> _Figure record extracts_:
------------------------------------
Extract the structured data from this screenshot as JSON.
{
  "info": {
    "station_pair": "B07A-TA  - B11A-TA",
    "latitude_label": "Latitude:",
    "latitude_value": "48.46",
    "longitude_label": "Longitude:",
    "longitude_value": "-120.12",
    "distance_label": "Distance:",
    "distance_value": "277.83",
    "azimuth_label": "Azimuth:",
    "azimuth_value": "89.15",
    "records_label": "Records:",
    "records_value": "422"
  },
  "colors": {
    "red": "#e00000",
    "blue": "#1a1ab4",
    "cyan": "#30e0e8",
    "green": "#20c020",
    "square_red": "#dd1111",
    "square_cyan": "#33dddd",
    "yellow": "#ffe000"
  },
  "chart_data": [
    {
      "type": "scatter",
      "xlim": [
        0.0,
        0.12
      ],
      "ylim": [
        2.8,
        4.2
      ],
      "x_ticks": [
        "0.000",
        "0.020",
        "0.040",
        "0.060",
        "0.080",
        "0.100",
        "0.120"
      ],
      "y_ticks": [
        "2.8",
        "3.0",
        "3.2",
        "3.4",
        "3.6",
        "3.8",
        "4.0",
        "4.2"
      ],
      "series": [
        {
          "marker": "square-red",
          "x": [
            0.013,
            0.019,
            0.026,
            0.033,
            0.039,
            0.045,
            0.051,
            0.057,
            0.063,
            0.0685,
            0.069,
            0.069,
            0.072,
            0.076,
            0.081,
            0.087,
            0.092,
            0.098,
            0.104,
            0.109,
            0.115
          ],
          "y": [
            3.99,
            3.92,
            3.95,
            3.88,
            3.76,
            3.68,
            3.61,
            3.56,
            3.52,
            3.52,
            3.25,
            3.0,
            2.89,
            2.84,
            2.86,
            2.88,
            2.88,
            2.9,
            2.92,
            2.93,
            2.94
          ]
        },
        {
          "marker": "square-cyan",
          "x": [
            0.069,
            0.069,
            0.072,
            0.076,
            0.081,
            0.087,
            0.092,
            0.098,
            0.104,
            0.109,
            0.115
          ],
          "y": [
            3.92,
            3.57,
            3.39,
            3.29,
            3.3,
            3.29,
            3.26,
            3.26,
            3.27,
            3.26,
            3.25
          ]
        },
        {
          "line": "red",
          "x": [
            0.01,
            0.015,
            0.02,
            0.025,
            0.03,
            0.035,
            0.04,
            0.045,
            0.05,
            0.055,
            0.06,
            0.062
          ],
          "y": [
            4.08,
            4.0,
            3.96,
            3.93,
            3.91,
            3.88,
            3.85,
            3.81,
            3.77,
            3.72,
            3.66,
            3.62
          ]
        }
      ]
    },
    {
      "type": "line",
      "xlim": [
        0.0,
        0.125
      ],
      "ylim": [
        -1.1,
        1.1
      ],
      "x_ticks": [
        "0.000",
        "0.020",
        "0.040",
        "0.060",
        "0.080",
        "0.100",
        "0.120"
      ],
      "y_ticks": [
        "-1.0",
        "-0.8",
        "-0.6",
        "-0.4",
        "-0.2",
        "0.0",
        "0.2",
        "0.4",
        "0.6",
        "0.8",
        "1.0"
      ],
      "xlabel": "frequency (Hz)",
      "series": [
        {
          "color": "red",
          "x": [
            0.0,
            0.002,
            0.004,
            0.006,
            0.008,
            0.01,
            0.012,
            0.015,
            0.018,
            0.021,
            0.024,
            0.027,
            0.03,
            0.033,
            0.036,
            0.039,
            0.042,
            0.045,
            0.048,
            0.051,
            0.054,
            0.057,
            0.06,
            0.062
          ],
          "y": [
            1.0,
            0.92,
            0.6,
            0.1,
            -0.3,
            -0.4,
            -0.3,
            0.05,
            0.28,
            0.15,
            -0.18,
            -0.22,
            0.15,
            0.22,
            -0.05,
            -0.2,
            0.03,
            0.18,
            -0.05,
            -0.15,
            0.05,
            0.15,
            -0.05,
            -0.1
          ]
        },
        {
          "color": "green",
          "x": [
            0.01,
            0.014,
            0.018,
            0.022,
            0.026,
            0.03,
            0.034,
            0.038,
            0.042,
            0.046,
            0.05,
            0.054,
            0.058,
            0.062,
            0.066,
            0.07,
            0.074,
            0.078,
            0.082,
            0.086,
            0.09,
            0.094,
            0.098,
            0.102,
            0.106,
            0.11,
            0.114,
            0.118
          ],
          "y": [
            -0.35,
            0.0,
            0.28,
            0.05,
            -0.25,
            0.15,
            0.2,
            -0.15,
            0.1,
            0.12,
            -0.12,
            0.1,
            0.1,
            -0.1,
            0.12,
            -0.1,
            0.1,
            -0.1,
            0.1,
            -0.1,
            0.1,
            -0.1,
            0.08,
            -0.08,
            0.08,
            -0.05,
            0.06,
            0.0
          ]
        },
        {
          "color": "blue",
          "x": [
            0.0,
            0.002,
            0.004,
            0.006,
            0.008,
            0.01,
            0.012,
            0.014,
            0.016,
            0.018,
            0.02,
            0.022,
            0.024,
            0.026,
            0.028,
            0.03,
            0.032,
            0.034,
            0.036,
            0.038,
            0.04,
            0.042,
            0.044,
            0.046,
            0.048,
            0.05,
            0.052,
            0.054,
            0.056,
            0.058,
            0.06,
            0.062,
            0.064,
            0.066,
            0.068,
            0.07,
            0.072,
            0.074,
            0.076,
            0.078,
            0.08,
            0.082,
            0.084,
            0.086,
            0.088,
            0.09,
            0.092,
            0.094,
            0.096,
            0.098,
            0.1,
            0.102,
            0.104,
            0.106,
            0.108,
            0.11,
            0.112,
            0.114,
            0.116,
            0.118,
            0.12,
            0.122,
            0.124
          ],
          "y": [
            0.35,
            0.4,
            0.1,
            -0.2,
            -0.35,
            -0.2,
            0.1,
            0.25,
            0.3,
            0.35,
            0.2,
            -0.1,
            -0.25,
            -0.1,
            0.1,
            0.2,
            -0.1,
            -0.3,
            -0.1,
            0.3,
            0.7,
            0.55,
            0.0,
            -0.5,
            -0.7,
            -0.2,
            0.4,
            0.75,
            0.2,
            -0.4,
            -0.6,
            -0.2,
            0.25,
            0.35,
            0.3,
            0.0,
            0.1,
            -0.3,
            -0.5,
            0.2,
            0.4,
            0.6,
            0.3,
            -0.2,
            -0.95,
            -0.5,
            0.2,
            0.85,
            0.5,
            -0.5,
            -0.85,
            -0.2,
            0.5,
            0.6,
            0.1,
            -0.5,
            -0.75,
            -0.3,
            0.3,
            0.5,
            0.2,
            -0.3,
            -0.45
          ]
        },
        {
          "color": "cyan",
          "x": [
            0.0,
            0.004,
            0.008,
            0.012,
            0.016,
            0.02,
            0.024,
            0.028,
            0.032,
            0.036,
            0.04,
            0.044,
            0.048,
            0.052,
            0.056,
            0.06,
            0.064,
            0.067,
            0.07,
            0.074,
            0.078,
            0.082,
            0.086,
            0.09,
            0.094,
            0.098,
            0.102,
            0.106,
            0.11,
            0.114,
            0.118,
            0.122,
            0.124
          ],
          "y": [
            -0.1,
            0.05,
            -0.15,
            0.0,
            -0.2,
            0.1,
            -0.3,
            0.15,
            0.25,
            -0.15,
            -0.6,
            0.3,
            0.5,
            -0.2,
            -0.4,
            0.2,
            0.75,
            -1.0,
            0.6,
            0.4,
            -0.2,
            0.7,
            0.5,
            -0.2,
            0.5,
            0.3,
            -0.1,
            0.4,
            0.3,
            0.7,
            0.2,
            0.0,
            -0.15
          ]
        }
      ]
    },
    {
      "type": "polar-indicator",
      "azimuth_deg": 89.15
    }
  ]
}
------------------------------------
> _TASK BRIEF_:
Extract the complete listing above, reproducing each line exactly.

> _RESULT_:
Extract the structured data from this screenshot as JSON.
{
  "info": {
    "station_pair": "B07A-TA  - B11A-TA",
    "latitude_label": "Latitude:",
    "latitude_value": "48.46",
    "longitude_label": "Longitude:",
    "longitude_value": "-120.12",
    "distance_label": "Distance:",
    "distance_value": "277.83",
    "azimuth_label": "Azimuth:",
    "azimuth_value": "89.15",
    "records_label": "Records:",
    "records_value": "422"
  },
  "colors": {
    "red": "#e00000",
    "blue": "#1a1ab4",
    "cyan": "#30e0e8",
    "green": "#20c020",
    "square_red": "#dd1111",
    "square_cyan": "#33dddd",
    "yellow": "#ffe000"
  },
  "chart_data": [
    {
      "type": "scatter",
      "xlim": [
        0.0,
        0.12
      ],
      "ylim": [
        2.8,
        4.2
      ],
      "x_ticks": [
        "0.000",
        "0.020",
        "0.040",
        "0.060",
        "0.080",
        "0.100",
        "0.120"
      ],
      "y_ticks": [
        "2.8",
        "3.0",
        "3.2",
        "3.4",
        "3.6",
        "3.8",
        "4.0",
        "4.2"
      ],
      "series": [
        {
          "marker": "square-red",
          "x": [
            0.013,
            0.019,
            0.026,
            0.033,
            0.039,
            0.045,
            0.051,
            0.057,
            0.063,
            0.0685,
            0.069,
            0.069,
            0.072,
            0.076,
            0.081,
            0.087,
            0.092,
            0.098,
            0.104,
            0.109,
            0.115
          ],
          "y": [
            3.99,
            3.92,
            3.95,
            3.88,
            3.76,
            3.68,
            3.61,
            3.56,
            3.52,
            3.52,
            3.25,
            3.0,
            2.89,
            2.84,
            2.86,
            2.88,
            2.88,
            2.9,
            2.92,
            2.93,
            2.94
          ]
        },
        {
          "marker": "square-cyan",
          "x": [
            0.069,
            0.069,
            0.072,
            0.076,
            0.081,
            0.087,
            0.092,
            0.098,
            0.104,
            0.109,
            0.115
          ],
          "y": [
            3.92,
            3.57,
            3.39,
            3.29,
            3.3,
            3.29,
            3.26,
            3.26,
            3.27,
            3.26,
            3.25
          ]
        },
        {
          "line": "red",
          "x": [
            0.01,
            0.015,
            0.02,
            0.025,
            0.03,
            0.035,
            0.04,
            0.045,
            0.05,
            0.055,
            0.06,
            0.062
          ],
          "y": [
            4.08,
            4.0,
            3.96,
            3.93,
            3.91,
            3.88,
            3.85,
            3.81,
            3.77,
            3.72,
            3.66,
            3.62
          ]
        }
      ]
    },
    {
      "type": "line",
      "xlim": [
        0.0,
        0.125
      ],
      "ylim": [
        -1.1,
        1.1
      ],
      "x_ticks": [
        "0.000",
        "0.020",
        "0.040",
        "0.060",
        "0.080",
        "0.100",
        "0.120"
      ],
      "y_ticks": [
        "-1.0",
        "-0.8",
        "-0.6",
        "-0.4",
        "-0.2",
        "0.0",
        "0.2",
        "0.4",
        "0.6",
        "0.8",
        "1.0"
      ],
      "xlabel": "frequency (Hz)",
      "series": [
        {
          "color": "red",
          "x": [
            0.0,
            0.002,
            0.004,
            0.006,
            0.008,
            0.01,
            0.012,
            0.015,
            0.018,
            0.021,
            0.024,
            0.027,
            0.03,
            0.033,
            0.036,
            0.039,
            0.042,
            0.045,
            0.048,
            0.051,
            0.054,
            0.057,
            0.06,
            0.062
          ],
          "y": [
            1.0,
            0.92,
            0.6,
            0.1,
            -0.3,
            -0.4,
            -0.3,
            0.05,
            0.28,
            0.15,
            -0.18,
            -0.22,
            0.15,
            0.22,
            -0.05,
            -0.2,
            0.03,
            0.18,
            -0.05,
            -0.15,
            0.05,
            0.15,
            -0.05,
            -0.1
          ]
        },
        {
          "color": "green",
          "x": [
            0.01,
            0.014,
            0.018,
            0.022,
            0.026,
            0.03,
            0.034,
            0.038,
            0.042,
            0.046,
            0.05,
            0.054,
            0.058,
            0.062,
            0.066,
            0.07,
            0.074,
            0.078,
            0.082,
            0.086,
            0.09,
            0.094,
            0.098,
            0.102,
            0.106,
            0.11,
            0.114,
            0.118
          ],
          "y": [
            -0.35,
            0.0,
            0.28,
            0.05,
            -0.25,
            0.15,
            0.2,
            -0.15,
            0.1,
            0.12,
            -0.12,
            0.1,
            0.1,
            -0.1,
            0.12,
            -0.1,
            0.1,
            -0.1,
            0.1,
            -0.1,
            0.1,
            -0.1,
            0.08,
            -0.08,
            0.08,
            -0.05,
            0.06,
            0.0
          ]
        },
        {
          "color": "blue",
          "x": [
            0.0,
            0.002,
            0.004,
            0.006,
            0.008,
            0.01,
            0.012,
            0.014,
            0.016,
            0.018,
            0.02,
            0.022,
            0.024,
            0.026,
            0.028,
            0.03,
            0.032,
            0.034,
            0.036,
            0.038,
            0.04,
            0.042,
            0.044,
            0.046,
            0.048,
            0.05,
            0.052,
            0.054,
            0.056,
            0.058,
            0.06,
            0.062,
            0.064,
            0.066,
            0.068,
            0.07,
            0.072,
            0.074,
            0.076,
            0.078,
            0.08,
            0.082,
            0.084,
            0.086,
            0.088,
            0.09,
            0.092,
            0.094,
            0.096,
            0.098,
            0.1,
            0.102,
            0.104,
            0.106,
            0.108,
            0.11,
            0.112,
            0.114,
            0.116,
            0.118,
            0.12,
            0.122,
            0.124
          ],
          "y": [
            0.35,
            0.4,
            0.1,
            -0.2,
            -0.35,
            -0.2,
            0.1,
            0.25,
            0.3,
            0.35,
            0.2,
            -0.1,
            -0.25,
            -0.1,
            0.1,
            0.2,
            -0.1,
            -0.3,
            -0.1,
            0.3,
            0.7,
            0.55,
            0.0,
            -0.5,
            -0.7,
            -0.2,
            0.4,
            0.75,
            0.2,
            -0.4,
            -0.6,
            -0.2,
            0.25,
            0.35,
            0.3,
            0.0,
            0.1,
            -0.3,
            -0.5,
            0.2,
            0.4,
            0.6,
            0.3,
            -0.2,
            -0.95,
            -0.5,
            0.2,
            0.85,
            0.5,
            -0.5,
            -0.85,
            -0.2,
            0.5,
            0.6,
            0.1,
            -0.5,
            -0.75,
            -0.3,
            0.3,
            0.5,
            0.2,
            -0.3,
            -0.45
          ]
        },
        {
          "color": "cyan",
          "x": [
            0.0,
            0.004,
            0.008,
            0.012,
            0.016,
            0.02,
            0.024,
            0.028,
            0.032,
            0.036,
            0.04,
            0.044,
            0.048,
            0.052,
            0.056,
            0.06,
            0.064,
            0.067,
            0.07,
            0.074,
            0.078,
            0.082,
            0.086,
            0.09,
            0.094,
            0.098,
            0.102,
            0.106,
            0.11,
            0.114,
            0.118,
            0.122,
            0.124
          ],
          "y": [
            -0.1,
            0.05,
            -0.15,
            0.0,
            -0.2,
            0.1,
            -0.3,
            0.15,
            0.25,
            -0.15,
            -0.6,
            0.3,
            0.5,
            -0.2,
            -0.4,
            0.2,
            0.75,
            -1.0,
            0.6,
            0.4,
            -0.2,
            0.7,
            0.5,
            -0.2,
            0.5,
            0.3,
            -0.1,
            0.4,
            0.3,
            0.7,
            0.2,
            0.0,
            -0.15
          ]
        }
      ]
    },
    {
      "type": "polar-indicator",
      "azimuth_deg": 89.15
    }
  ]
}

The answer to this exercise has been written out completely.